# Difference Between IPO3 and ZVV3



## wolfebergk9 (Oct 11, 2014)

What is the difference between IPO3 and ZVV3? Isn't ZVV3 a lot harder than IPO3? Is it the Czech version of IPO? I appreciate any information you can give.


----------



## holland (Jan 11, 2009)

I don't know all that is involved in zvv 3-but its not equivalent to ipo3 -its much harder and fewer dogs obtain it-if I find info will post it


----------



## wolfebergk9 (Oct 11, 2014)

Does a dog have to do the crawl command in ZVV 3?


----------



## cdwoodcox (Jul 4, 2015)

I screen shotted "if that is even proper language" this off of a web page.

http://www.prairieshepherds.com/czechzvv3title.html


----------



## wolfebergk9 (Oct 11, 2014)

cdwoodcox said:


> I screen shotted "if that is even proper language" this off of a web page.


Thanks a lot!!


----------



## wolfebergk9 (Oct 11, 2014)

Is ZVV not done in the USA? Is it only done in Czech?


----------



## fionapup (Mar 22, 2018)

wolfebergk9 said:


> Is ZVV not done in the USA? Is it only done in Czech?


It's not in the US.. I was curious about it and found this answer on leerburg:

The ZVV, (SVV) is Czech and Slovakian National trials. It is not an FCI recognized title. The young people involved in dog sports who aim to WUSV competitions therefore must do IPO/SchH. To them there is no point to train for ZVV, it gets them nowhere and they can't compete internationally with the title.

I think it is still done more in the Czech Republic than in Slovakia.


----------



## wolfebergk9 (Oct 11, 2014)

fionapup said:


> It's not in the US.. I was curious about it and found this answer on leerburg:
> 
> The ZVV, (SVV) is Czech and Slovakian National trials. It is not an FCI recognized title. The young people involved in dog sports who aim to WUSV competitions therefore must do IPO/SchH. To them there is no point to train for ZVV, it gets them nowhere and they can't compete internationally with the title.

-- Given records --
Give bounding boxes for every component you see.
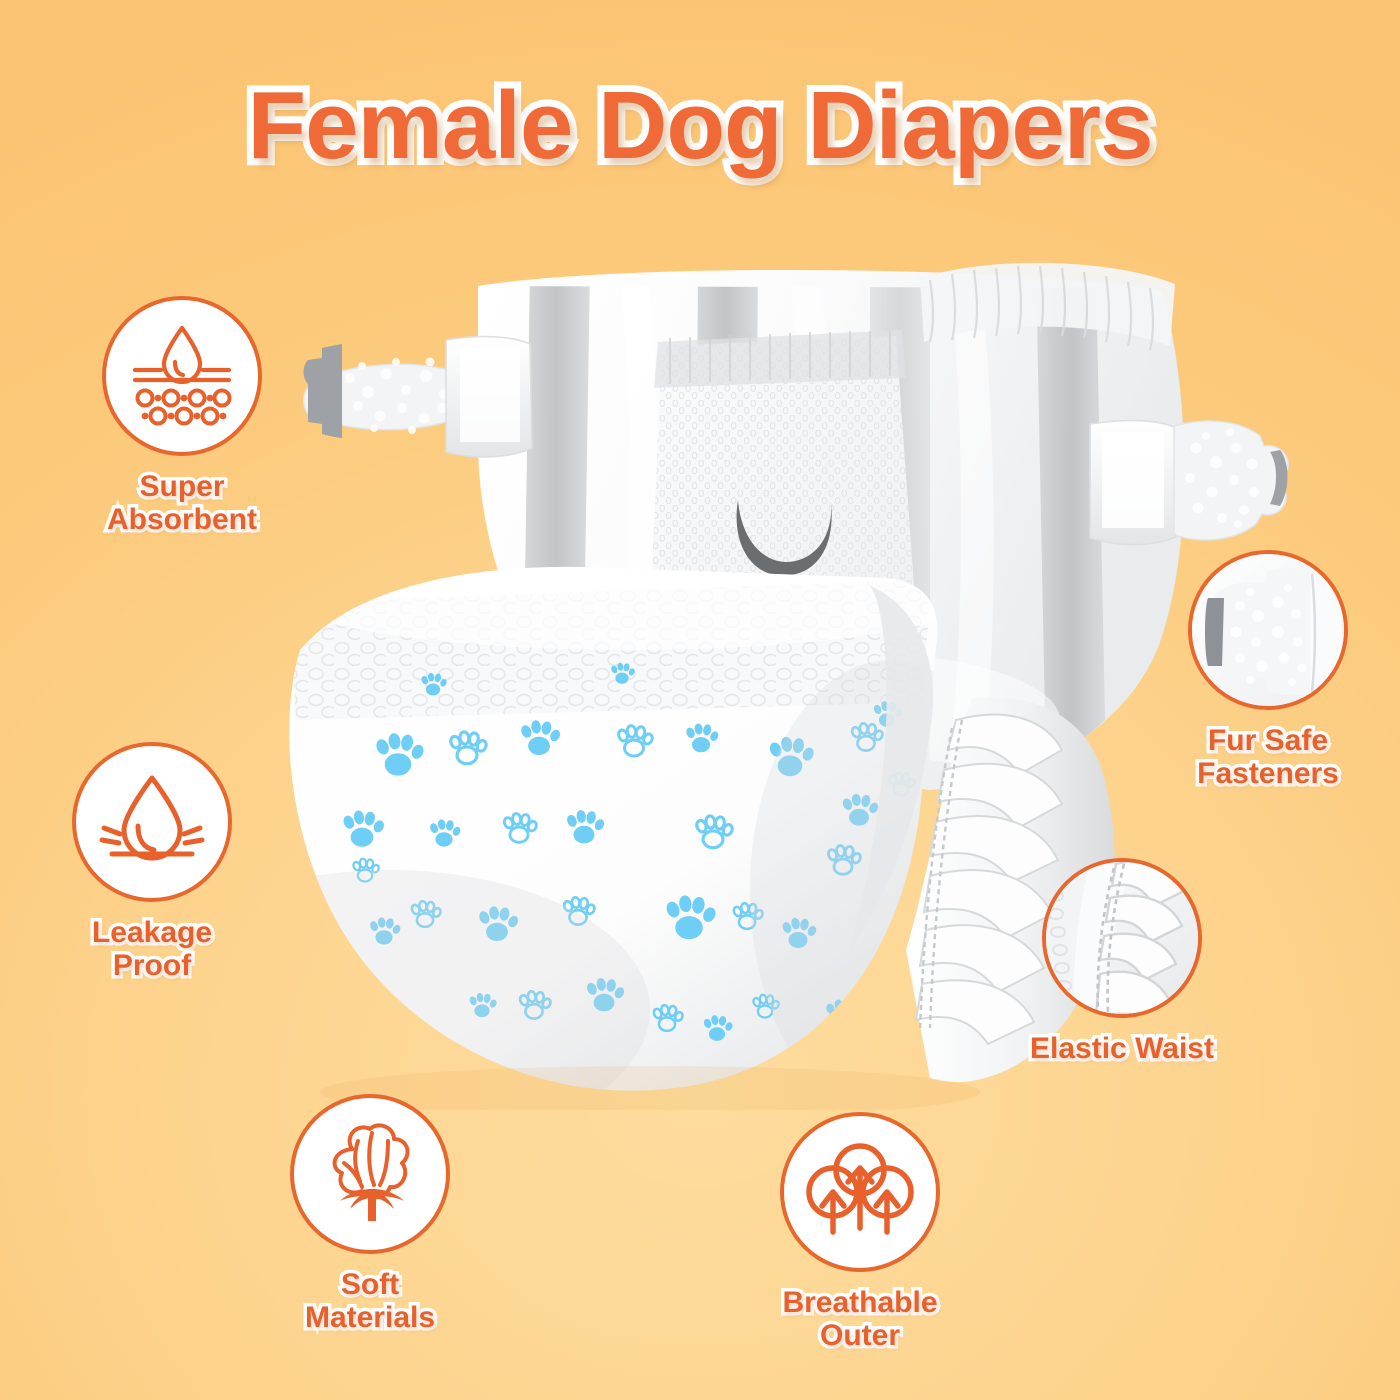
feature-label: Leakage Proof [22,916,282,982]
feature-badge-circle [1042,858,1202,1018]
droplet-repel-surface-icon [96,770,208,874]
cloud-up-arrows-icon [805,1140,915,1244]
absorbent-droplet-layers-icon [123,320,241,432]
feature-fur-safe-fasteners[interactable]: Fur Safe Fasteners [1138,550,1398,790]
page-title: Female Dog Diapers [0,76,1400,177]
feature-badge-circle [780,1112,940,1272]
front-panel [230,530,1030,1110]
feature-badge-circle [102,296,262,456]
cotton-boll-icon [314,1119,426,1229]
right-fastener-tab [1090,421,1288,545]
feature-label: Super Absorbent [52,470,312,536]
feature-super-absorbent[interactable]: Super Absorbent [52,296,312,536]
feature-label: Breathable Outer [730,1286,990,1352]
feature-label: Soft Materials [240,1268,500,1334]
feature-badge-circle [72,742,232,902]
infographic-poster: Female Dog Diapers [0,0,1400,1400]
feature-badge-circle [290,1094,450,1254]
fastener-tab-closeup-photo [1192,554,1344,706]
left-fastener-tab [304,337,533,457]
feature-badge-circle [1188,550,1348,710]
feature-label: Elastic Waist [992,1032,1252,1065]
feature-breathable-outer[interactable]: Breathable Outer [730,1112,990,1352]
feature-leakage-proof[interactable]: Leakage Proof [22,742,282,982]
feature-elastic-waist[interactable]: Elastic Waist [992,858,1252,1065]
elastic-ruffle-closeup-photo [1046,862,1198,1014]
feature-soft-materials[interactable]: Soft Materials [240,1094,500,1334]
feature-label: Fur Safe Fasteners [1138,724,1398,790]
...
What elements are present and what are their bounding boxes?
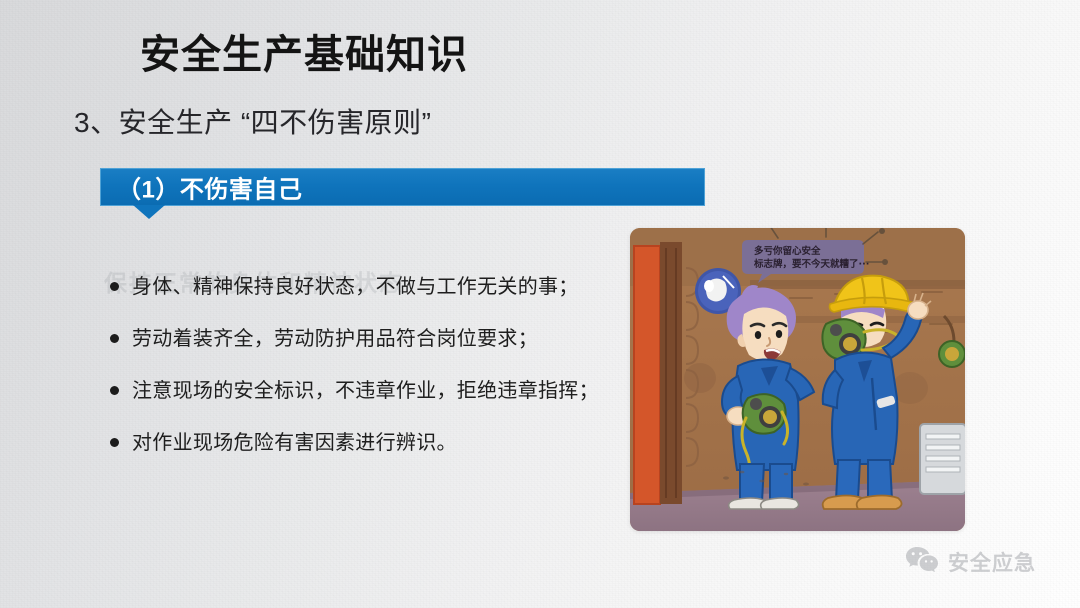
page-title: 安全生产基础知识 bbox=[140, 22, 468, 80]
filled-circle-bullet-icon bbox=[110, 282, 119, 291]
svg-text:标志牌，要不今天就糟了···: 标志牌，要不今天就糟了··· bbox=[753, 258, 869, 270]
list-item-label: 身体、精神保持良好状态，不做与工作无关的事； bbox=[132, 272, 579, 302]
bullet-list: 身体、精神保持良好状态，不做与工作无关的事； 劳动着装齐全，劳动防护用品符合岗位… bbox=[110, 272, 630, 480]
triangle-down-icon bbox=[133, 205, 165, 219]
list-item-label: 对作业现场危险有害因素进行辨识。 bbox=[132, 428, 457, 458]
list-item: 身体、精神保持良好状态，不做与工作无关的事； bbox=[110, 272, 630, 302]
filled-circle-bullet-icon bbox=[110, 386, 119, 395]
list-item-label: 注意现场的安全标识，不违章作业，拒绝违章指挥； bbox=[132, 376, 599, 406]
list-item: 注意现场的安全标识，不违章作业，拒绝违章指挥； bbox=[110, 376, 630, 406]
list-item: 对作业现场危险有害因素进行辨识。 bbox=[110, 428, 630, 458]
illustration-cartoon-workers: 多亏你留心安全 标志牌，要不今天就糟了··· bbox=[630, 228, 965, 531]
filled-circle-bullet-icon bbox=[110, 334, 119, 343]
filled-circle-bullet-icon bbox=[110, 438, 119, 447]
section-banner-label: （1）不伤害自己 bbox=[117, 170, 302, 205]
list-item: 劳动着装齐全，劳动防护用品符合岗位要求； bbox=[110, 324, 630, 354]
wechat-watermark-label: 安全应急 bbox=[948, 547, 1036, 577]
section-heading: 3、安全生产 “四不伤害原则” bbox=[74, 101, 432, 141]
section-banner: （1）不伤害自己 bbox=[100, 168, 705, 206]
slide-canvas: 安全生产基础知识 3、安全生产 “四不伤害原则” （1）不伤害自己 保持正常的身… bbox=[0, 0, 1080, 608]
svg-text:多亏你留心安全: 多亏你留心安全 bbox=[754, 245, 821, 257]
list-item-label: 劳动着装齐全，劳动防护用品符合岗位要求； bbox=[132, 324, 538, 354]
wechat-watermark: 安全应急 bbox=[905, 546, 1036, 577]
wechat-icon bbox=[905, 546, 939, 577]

-- Direction 1 --
Answer these from the forum thread on IPO3 and ZVV3:
(a) According to holland, how does ZVV3 compare with IPO3?
(b) In the quoted Leerburg answer, the national trials of which countries make up ZVV (SVV)?
(c) In that same answer, what must young people who aim for WUSV competitions do instead?
-- Direction 2 --
Extend the forum thread on IPO3 and ZVV3, shown above, from the point where it stops.

-- Expected output 1 --
(a) ZVV3 is not the same as IPO3. It is much harder, and fewer dogs earn it.
(b) The Czech and Slovakian national trials.
(c) They must do IPO/SchH.

-- Expected output 2 --
> 
> I think it is still done more in the Czech Republic than in Slovakia.


That's interesting. I did not know it wasn't FCI recognized. Thanks for the info.


----------



## wolfstraum (May 2, 2003)

I spent some time with 2 guys from Czech Republic when I was doing a breeding a few years ago....when they were describing the ZVV tests, one of the most interesting exercises was that some of the exercises were mixed into other phases.....for example, he told me that a send out was often done on the tracking field ...that IPO 1-3 were merely warm ups for the ZVV tests. He had a male, that I was to breed to, who did ZVV 2 



Interesting guy - lots of info


Lee


----------



## dogbyte (Apr 5, 2002)

Is the ZVV3 the title that must also be repeated in order to keep it listed on the dog? Or is that another one? Glad one country is not letting the SV water down their testing..opps did I just type that.


----------



## cliffson1 (Sep 2, 2006)

wolfebergk9 said:


> Does a dog have to do the crawl command in ZVV 3?


Yes!
You can acquire the Zvv1 at younger age, they are comparable to IPO, the Zvv3 is more difficult but still it is training.
You will not see a fluff dog with Zvv3 title.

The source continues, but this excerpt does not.